**Goal of the exercise**. Note each line where "不正确的一项是" appears, and copy it.

[Saved entries]
#####
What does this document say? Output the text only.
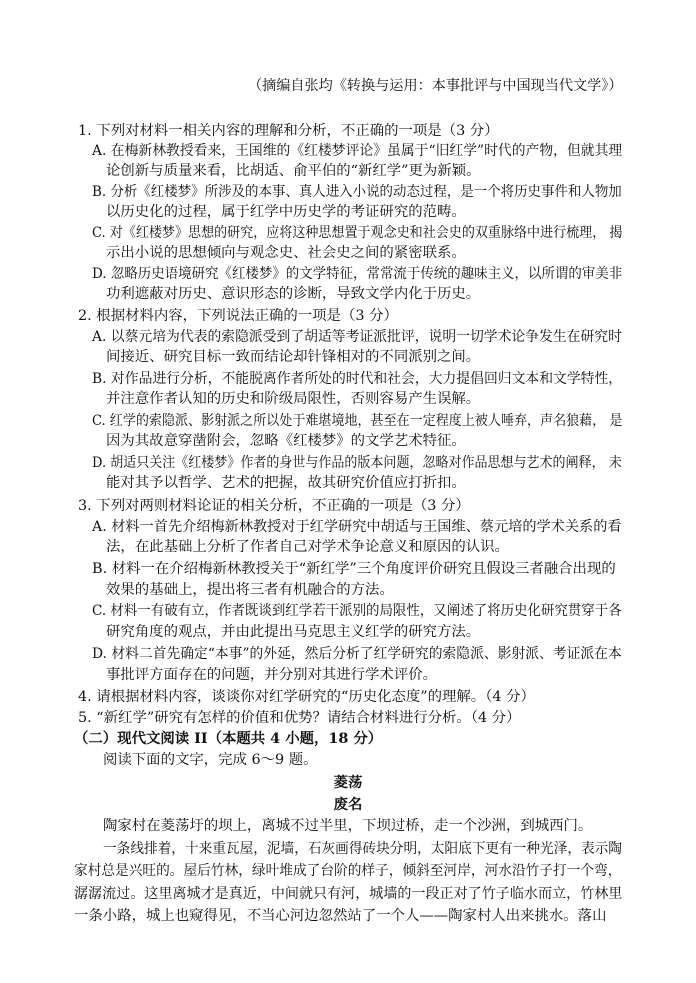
（摘编自张均《转换与运用：本事批评与中国现当代文学》）
1. 下列对材料一相关内容的理解和分析，不正确的一项是（3 分）
A. 在梅新林教授看来，王国维的《红楼梦评论》虽属于“旧红学”时代的产物，但就其理
论创新与质量来看，比胡适、俞平伯的“新红学”更为新颖。
B. 分析《红楼梦》所涉及的本事、真人进入小说的动态过程，是一个将历史事件和人物加
以历史化的过程，属于红学中历史学的考证研究的范畴。
C. 对《红楼梦》思想的研究，应将这种思想置于观念史和社会史的双重脉络中进行梳理， 揭
示出小说的思想倾向与观念史、社会史之间的紧密联系。
D. 忽略历史语境研究《红楼梦》的文学特征，常常流于传统的趣味主义，以所谓的审美非
功利遮蔽对历史、意识形态的诊断，导致文学内化于历史。
2. 根据材料内容，下列说法正确的一项是（3 分）
A. 以蔡元培为代表的索隐派受到了胡适等考证派批评，说明一切学术论争发生在研究时
间接近、研究目标一致而结论却针锋相对的不同派别之间。
B. 对作品进行分析，不能脱离作者所处的时代和社会，大力提倡回归文本和文学特性，
并注意作者认知的历史和阶级局限性，否则容易产生误解。
C. 红学的索隐派、影射派之所以处于难堪境地，甚至在一定程度上被人唾弃，声名狼藉， 是
因为其故意穿凿附会，忽略《红楼梦》的文学艺术特征。
D. 胡适只关注《红楼梦》作者的身世与作品的版本问题，忽略对作品思想与艺术的阐释， 未
能对其予以哲学、艺术的把握，故其研究价值应打折扣。
3. 下列对两则材料论证的相关分析，不正确的一项是（3 分）
A. 材料一首先介绍梅新林教授对于红学研究中胡适与王国维、蔡元培的学术关系的看
法，在此基础上分析了作者自己对学术争论意义和原因的认识。
B. 材料一在介绍梅新林教授关于“新红学”三个角度评价研究且假设三者融合出现的
效果的基础上，提出将三者有机融合的方法。
C. 材料一有破有立，作者既谈到红学若干派别的局限性，又阐述了将历史化研究贯穿于各
研究角度的观点，并由此提出马克思主义红学的研究方法。
D. 材料二首先确定“本事”的外延，然后分析了红学研究的索隐派、影射派、考证派在本
事批评方面存在的问题，并分别对其进行学术评价。
4. 请根据材料内容，谈谈你对红学研究的“历史化态度”的理解。（4 分）
5. “新红学”研究有怎样的价值和优势？请结合材料进行分析。（4 分）
（二）现代文阅读 II（本题共 4 小题，18 分）
阅读下面的文字，完成 6～9 题。
菱荡
废名
陶家村在菱荡圩的坝上，离城不过半里，下坝过桥，走一个沙洲，到城西门。
一条线排着，十来重瓦屋，泥墙，石灰画得砖块分明，太阳底下更有一种光泽，表示陶
家村总是兴旺的。屋后竹林，绿叶堆成了台阶的样子，倾斜至河岸，河水沿竹子打一个弯，
潺潺流过。这里离城才是真近，中间就只有河，城墙的一段正对了竹子临水而立，竹林里
一条小路，城上也窥得见，不当心河边忽然站了一个人——陶家村人出来挑水。落山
#####
**The answer**.
1. 下列对材料一相关内容的理解和分析，不正确的一项是（3 分）
3. 下列对两则材料论证的相关分析，不正确的一项是（3 分）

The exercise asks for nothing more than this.